===== PROVIDED PASSAGE =====

How Do You Get a Land Loan?

While prospective homebuyers often seek homes that are already built, there are some who have specific ideas about how they want their dream home to look. Those buyers are likely to consider having their home built from the ground up. While having a home built allows the future homeowner to have control over location, appearance, and all the bells and whistles, the actual process of getting land and construction loans to complete the dream can be complex and costly.

What is a Land Loan?

Land loans, also called “lot loans,” are used to buy a tract of land, upon which a house is commonly built. Similar to a mortgage, prospective buyers can get a loan through a bank or other lending institution with a similar qualification process. The land value is also taken into consideration. These types of loans often require a higher down payment and interest rate, as well.

How Do You Get a Land Loan?

Acquiring a land loan is very similar to getting a standard mortgage loan. Although different loan types have different qualifications, you’ll need a very strong credit score (around 720), and your debt-to-income ratio shouldn’t be any greater than 30%.

In addition to the financial requirements of obtaining a land loan, you’ll also need to submit an explanation about your intended use of the land that takes into account the various aspects of building, including zoning checks, utility access, use restrictions, and surveys. This information will allow the lender to make a thorough decision regarding approval, rates, and other terms of the loan.

The interest rates for land loans tend to be higher than those of standard mortgages because they are considered a higher risk due – the land is its own collateral and some lenders feel that a vacant lot disincentivizes loan defaults. Furthermore, unlike the decades-long repayment terms of a mortgage loan, land loans tend to only have two- to five-year repayment periods, often with a balloon payment at the end.

Examples of Land Loan Products

Before applying for a land loan, it’s important to determine exactly which type of loan product is needed. Let’s look at the most common types of loans that financial institutions offer.

Raw Land Loan

Raw land is totally undeveloped. This means that there are no utilities (i.e., electricity), sewage systems, or roads. While raw land offers a lot of flexibility, getting a loan for raw land is exceedingly difficult. Prospective borrowers should draft a detailed plan for how they plan to develop the land for the lender. They should also be prepared to pay a hefty down payment (generally around 20%, but up 50%).

=====

PARTS OF THE EXERCISE:
1 - In the land loan article, what credit score does a borrower need for a land loan?
2 - Return the part of the land loan article that begins at the words "Before applying for" and stops after "but up 50%).".
The lines after this point come from a separate source.

===== DATA =====

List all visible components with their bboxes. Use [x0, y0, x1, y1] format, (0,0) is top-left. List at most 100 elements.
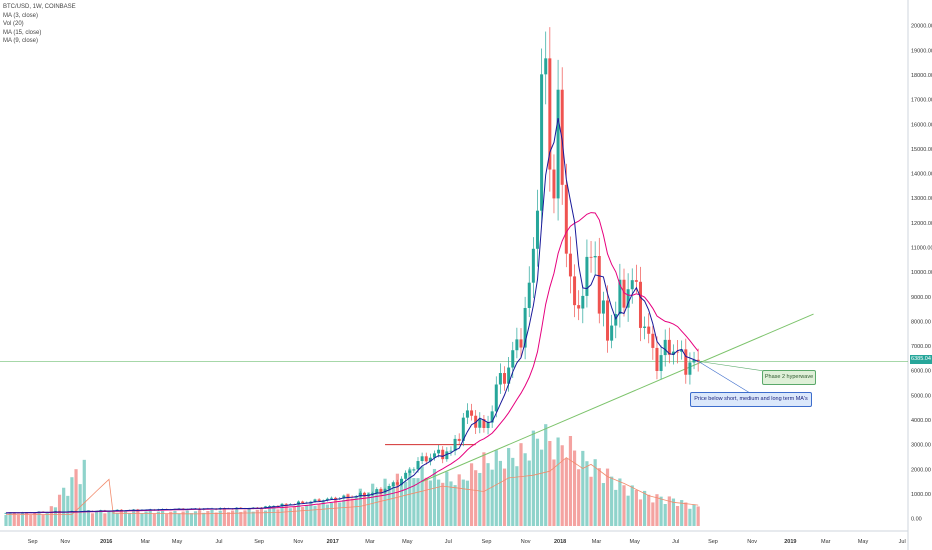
volume-bar [371, 483, 375, 526]
volume-bar [572, 450, 577, 526]
y-tick-label: 10000.00 [911, 270, 932, 276]
volume-bar [198, 510, 202, 526]
volume-bar [156, 511, 161, 526]
candle-body [404, 472, 408, 479]
volume-bar [148, 510, 152, 526]
candle-body [692, 359, 696, 363]
candle-body [453, 438, 457, 451]
annotation-phase-2[interactable]: Phase 2 hyperwave [762, 370, 816, 385]
legend-ma-9: MA (9, close) [3, 38, 39, 45]
y-tick-label: 6000.00 [911, 369, 931, 375]
annotation-connector-below-ma [698, 360, 751, 394]
volume-bar [585, 461, 589, 526]
volume-bar [128, 513, 132, 526]
candle-body [544, 58, 548, 75]
volume-bar [391, 485, 395, 526]
candle-body [568, 253, 572, 277]
volume-bar [556, 437, 560, 526]
y-tick-label: 9000.00 [911, 295, 931, 301]
volume-bar [540, 449, 544, 526]
volume-bar [309, 501, 313, 526]
volume-bar [78, 484, 82, 526]
volume-bar [408, 468, 412, 526]
volume-bar [70, 477, 74, 526]
volume-bar [445, 471, 449, 526]
candle-body [573, 276, 577, 306]
candle-body [515, 339, 519, 351]
volume-bar [132, 511, 136, 526]
x-tick-label: 2016 [100, 539, 112, 545]
volume-bar [12, 512, 16, 526]
volume-bar [90, 513, 95, 526]
candle-body [457, 438, 461, 441]
volume-bar [474, 470, 478, 526]
volume-bar [564, 458, 568, 526]
x-tick-label: Jul [672, 539, 679, 545]
candle-body [297, 501, 301, 505]
y-tick-label: 12000.00 [911, 221, 932, 227]
x-tick-label: May [172, 539, 183, 545]
volume-bar [193, 511, 198, 526]
volume-bar [663, 503, 667, 526]
x-tick-label: May [629, 539, 640, 545]
volume-bar [185, 510, 189, 526]
candle-body [511, 350, 515, 368]
y-tick-label: 13000.00 [911, 196, 932, 202]
volume-bar [507, 448, 511, 526]
legend-symbol: BTC/USD, 1W, COINBASE [3, 4, 76, 10]
candle-body [420, 456, 424, 462]
volume-bar [95, 510, 99, 526]
volume-bar [671, 498, 676, 526]
volume-bar [288, 508, 292, 526]
volume-bar [272, 506, 276, 526]
volume-bar [239, 511, 243, 526]
candle-body [268, 506, 272, 507]
candle-body [494, 384, 498, 412]
volume-bar [218, 510, 222, 526]
candle-body [437, 449, 441, 454]
volume-bar [338, 502, 342, 526]
candle-body [503, 373, 507, 384]
candle-body [655, 347, 659, 372]
candle-body [474, 415, 478, 428]
volume-bar [416, 478, 420, 526]
candle-body [383, 489, 387, 493]
candle-body [375, 489, 379, 494]
x-tick-label: Nov [293, 539, 303, 545]
candle-body [408, 470, 412, 473]
volume-ma-line [6, 457, 699, 515]
candle-body [428, 457, 432, 462]
candle-body [618, 279, 622, 315]
chart-legend: BTC/USD, 1W, COINBASE MA (3, close) Vol … [3, 3, 76, 46]
candle-body [527, 282, 531, 308]
y-tick-label: 18000.00 [911, 73, 932, 79]
volume-bar [651, 502, 655, 526]
volume-bar [453, 485, 457, 526]
candle-body [486, 422, 490, 428]
volume-bar [111, 510, 115, 526]
x-tick-label: Sep [254, 539, 264, 545]
y-tick-label: 11000.00 [911, 246, 932, 252]
candle-body [548, 58, 552, 170]
volume-bar [420, 466, 424, 526]
annotation-below-ma[interactable]: Price below short, medium and long term … [690, 392, 812, 407]
y-tick-label: 0.00 [911, 517, 922, 523]
volume-bar [428, 480, 432, 526]
volume-bar [511, 457, 515, 526]
volume-bar [614, 489, 618, 526]
volume-bar [387, 486, 391, 526]
candle-body [329, 497, 333, 499]
volume-bar [404, 481, 408, 526]
volume-bar [222, 509, 226, 526]
candle-body [317, 499, 321, 502]
volume-bar [618, 478, 622, 526]
volume-bar [535, 438, 540, 526]
x-tick-label: 2017 [327, 539, 339, 545]
volume-bar [280, 507, 284, 526]
candle-body [4, 512, 8, 514]
volume-bar [325, 504, 329, 526]
volume-bar [165, 513, 169, 526]
volume-bar [482, 452, 486, 526]
volume-bar [684, 502, 688, 526]
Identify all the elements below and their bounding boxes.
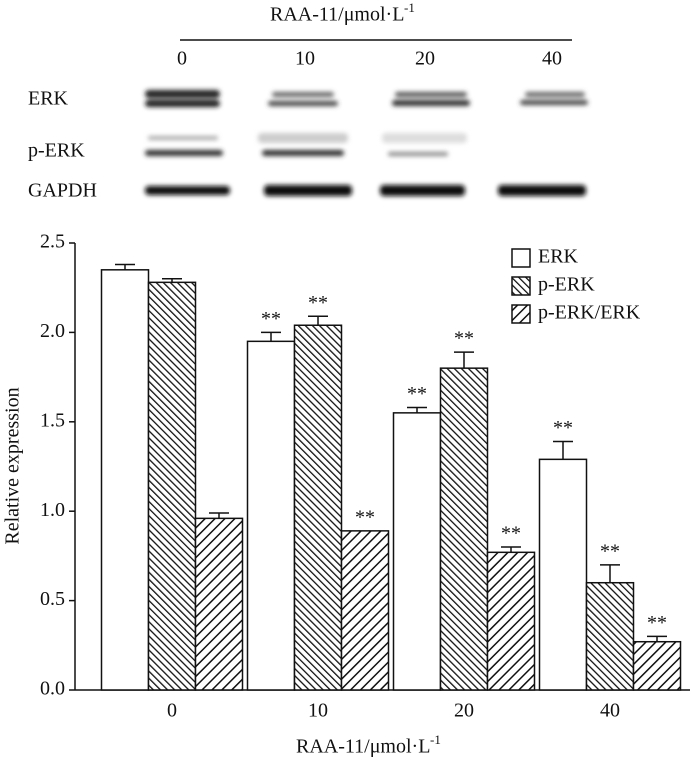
x-tick-label: 10 (308, 700, 328, 722)
legend-swatch (511, 248, 531, 268)
x-tick-label: 40 (600, 700, 620, 722)
bar (100, 269, 150, 691)
y-tick-label: 1.5 (40, 409, 65, 431)
legend-label: p-ERK (538, 274, 595, 296)
lane-label: 10 (295, 48, 315, 70)
bar (538, 458, 588, 691)
x-axis-title: RAA-11/μmol·L (296, 736, 430, 758)
y-tick-label: 1.0 (40, 499, 65, 521)
significance-label: ** (600, 540, 620, 562)
x-tick-label: 20 (454, 700, 474, 722)
legend-label: ERK (538, 246, 579, 268)
bar (340, 530, 390, 691)
bar (585, 581, 635, 691)
lane-label: 0 (177, 48, 187, 70)
y-axis-title: Relative expression (2, 387, 24, 544)
significance-label: ** (355, 506, 375, 528)
significance-label: ** (308, 292, 328, 314)
legend-label: p-ERK/ERK (538, 302, 641, 324)
significance-label: ** (454, 328, 474, 350)
bar (147, 281, 197, 691)
significance-label: ** (501, 523, 521, 545)
legend-swatch (511, 276, 531, 296)
x-tick-label: 0 (167, 700, 177, 722)
x-axis-title-sup: -1 (430, 732, 441, 747)
y-tick-label: 2.5 (40, 231, 65, 253)
legend-swatch (511, 304, 531, 324)
row-label: ERK (28, 88, 69, 110)
bar (486, 551, 536, 691)
lane-label: 20 (415, 48, 435, 70)
blot-title: RAA-11/μmol·L (270, 4, 404, 26)
row-label: p-ERK (28, 140, 85, 162)
significance-label: ** (553, 417, 573, 439)
blot-panel: RAA-11/μmol·L -1 0 10 20 40 ERK p-ERK GA… (28, 0, 588, 202)
significance-label: ** (407, 383, 427, 405)
y-tick-label: 2.0 (40, 320, 65, 342)
significance-label: ** (647, 612, 667, 634)
blot-bands (145, 90, 588, 196)
bar (293, 324, 343, 691)
significance-label: ** (261, 308, 281, 330)
blot-title-sup: -1 (404, 0, 415, 15)
bar (246, 340, 296, 691)
bar (392, 412, 442, 691)
bar (194, 517, 244, 691)
y-tick-label: 0.0 (40, 678, 65, 700)
bar (632, 640, 682, 691)
bar (439, 367, 489, 691)
lane-label: 40 (542, 48, 562, 70)
y-tick-label: 0.5 (40, 588, 65, 610)
row-label: GAPDH (28, 180, 97, 202)
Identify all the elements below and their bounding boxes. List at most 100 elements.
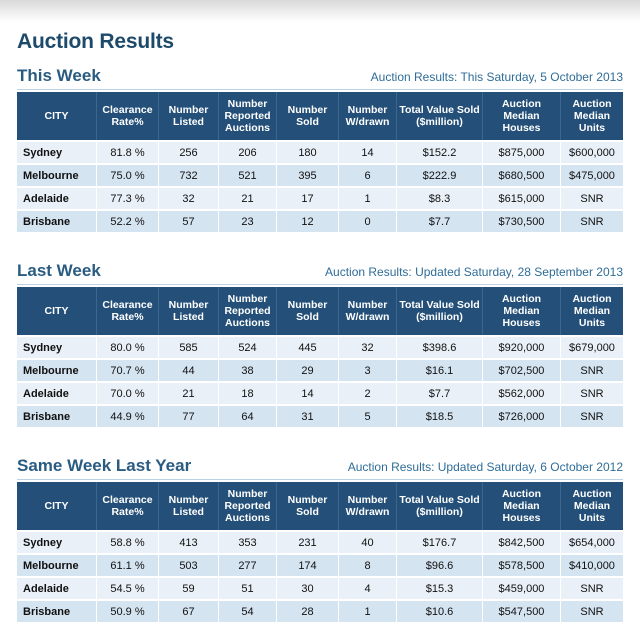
column-header-number-sold: Number Sold [277,482,339,530]
column-header-city: CITY [17,482,97,530]
cell-city: Melbourne [17,358,97,381]
cell-number-withdrawn: 40 [339,530,397,553]
results-table: CITY Clearance Rate% Number Listed Number R… [17,287,623,427]
cell-total-value: $222.9 [397,163,483,186]
results-table: CITY Clearance Rate% Number Listed Number R… [17,92,623,232]
cell-number-withdrawn: 32 [339,335,397,358]
cell-total-value: $398.6 [397,335,483,358]
cell-median-units: $679,000 [561,335,623,358]
cell-number-withdrawn: 2 [339,381,397,404]
cell-number-sold: 231 [277,530,339,553]
cell-total-value: $18.5 [397,404,483,427]
cell-city: Adelaide [17,186,97,209]
cell-median-units: SNR [561,358,623,381]
cell-total-value: $16.1 [397,358,483,381]
cell-city: Sydney [17,530,97,553]
section-subtitle: Auction Results: This Saturday, 5 Octobe… [370,70,623,84]
section-title: Same Week Last Year [17,456,192,475]
cell-number-listed: 256 [159,140,219,163]
column-header-city: CITY [17,92,97,140]
cell-number-withdrawn: 14 [339,140,397,163]
cell-median-units: SNR [561,404,623,427]
cell-clearance-rate: 54.5 % [97,576,159,599]
column-header-number-listed: Number Listed [159,482,219,530]
column-header-number-listed: Number Listed [159,287,219,335]
cell-median-houses: $562,000 [483,381,561,404]
cell-number-listed: 44 [159,358,219,381]
column-header-total-value: Total Value Sold ($million) [397,482,483,530]
cell-city: Brisbane [17,404,97,427]
cell-number-reported: 51 [219,576,277,599]
results-section-2: Last Week Auction Results: Updated Saturd… [17,259,623,427]
cell-clearance-rate: 70.7 % [97,358,159,381]
table-row: Adelaide 70.0 % 21 18 14 2 $7.7 $562,000 SNR [17,381,623,404]
cell-number-reported: 38 [219,358,277,381]
table-row: Brisbane 50.9 % 67 54 28 1 $10.6 $547,500 SNR [17,599,623,622]
table-row: Brisbane 44.9 % 77 64 31 5 $18.5 $726,000 SNR [17,404,623,427]
cell-number-listed: 503 [159,553,219,576]
cell-clearance-rate: 81.8 % [97,140,159,163]
cell-number-withdrawn: 1 [339,186,397,209]
cell-median-units: SNR [561,186,623,209]
cell-number-sold: 12 [277,209,339,232]
cell-number-withdrawn: 4 [339,576,397,599]
section-header: Last Week Auction Results: Updated Saturd… [17,259,623,285]
section-title: Last Week [17,261,101,280]
cell-number-withdrawn: 3 [339,358,397,381]
column-header-total-value: Total Value Sold ($million) [397,287,483,335]
cell-number-sold: 31 [277,404,339,427]
cell-city: Brisbane [17,209,97,232]
column-header-clearance-rate: Clearance Rate% [97,482,159,530]
column-header-number-withdrawn: Number W/drawn [339,482,397,530]
cell-city: Adelaide [17,576,97,599]
cell-number-listed: 585 [159,335,219,358]
cell-total-value: $8.3 [397,186,483,209]
cell-number-listed: 32 [159,186,219,209]
cell-city: Sydney [17,335,97,358]
column-header-clearance-rate: Clearance Rate% [97,92,159,140]
cell-number-listed: 413 [159,530,219,553]
column-header-number-listed: Number Listed [159,92,219,140]
table-row: Sydney 81.8 % 256 206 180 14 $152.2 $875,000 $60… [17,140,623,163]
cell-number-listed: 57 [159,209,219,232]
column-header-city: CITY [17,287,97,335]
cell-number-withdrawn: 6 [339,163,397,186]
column-header-number-reported: Number Reported Auctions [219,287,277,335]
cell-median-houses: $842,500 [483,530,561,553]
cell-clearance-rate: 61.1 % [97,553,159,576]
column-header-median-houses: Auction Median Houses [483,482,561,530]
cell-total-value: $7.7 [397,209,483,232]
table-row: Sydney 80.0 % 585 524 445 32 $398.6 $920,000 $67… [17,335,623,358]
cell-city: Melbourne [17,553,97,576]
page-title: Auction Results [17,30,174,53]
table-row: Brisbane 52.2 % 57 23 12 0 $7.7 $730,500 SNR [17,209,623,232]
column-header-number-withdrawn: Number W/drawn [339,92,397,140]
cell-number-sold: 174 [277,553,339,576]
column-header-median-units: Auction Median Units [561,482,623,530]
table-row: Melbourne 61.1 % 503 277 174 8 $96.6 $578,500 $4… [17,553,623,576]
cell-number-reported: 353 [219,530,277,553]
cell-median-units: $654,000 [561,530,623,553]
cell-total-value: $152.2 [397,140,483,163]
cell-number-listed: 732 [159,163,219,186]
cell-median-units: $600,000 [561,140,623,163]
cell-number-listed: 67 [159,599,219,622]
cell-clearance-rate: 50.9 % [97,599,159,622]
results-section-3: Same Week Last Year Auction Results: Upda… [17,454,623,622]
cell-city: Brisbane [17,599,97,622]
cell-median-houses: $726,000 [483,404,561,427]
cell-total-value: $7.7 [397,381,483,404]
results-section-1: This Week Auction Results: This Saturday,… [17,64,623,232]
cell-number-sold: 14 [277,381,339,404]
cell-number-withdrawn: 0 [339,209,397,232]
cell-number-reported: 21 [219,186,277,209]
cell-number-listed: 59 [159,576,219,599]
table-row: Adelaide 54.5 % 59 51 30 4 $15.3 $459,000 SNR [17,576,623,599]
cell-city: Sydney [17,140,97,163]
cell-clearance-rate: 52.2 % [97,209,159,232]
cell-number-reported: 18 [219,381,277,404]
cell-city: Melbourne [17,163,97,186]
cell-number-reported: 64 [219,404,277,427]
cell-median-houses: $875,000 [483,140,561,163]
cell-city: Adelaide [17,381,97,404]
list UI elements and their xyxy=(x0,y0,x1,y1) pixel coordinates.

=====

ANSWERS TO THE PROBLEMS:
1 - Around 720.

2 -
Before applying for a land loan, it’s important to determine exactly which type of loan product is needed. Let’s look at the most common types of loans that financial institutions offer.

Raw Land Loan

Raw land is totally undeveloped. This means that there are no utilities (i.e., electricity), sewage systems, or roads. While raw land offers a lot of flexibility, getting a loan for raw land is exceedingly difficult. Prospective borrowers should draft a detailed plan for how they plan to develop the land for the lender. They should also be prepared to pay a hefty down payment (generally around 20%, but up 50%).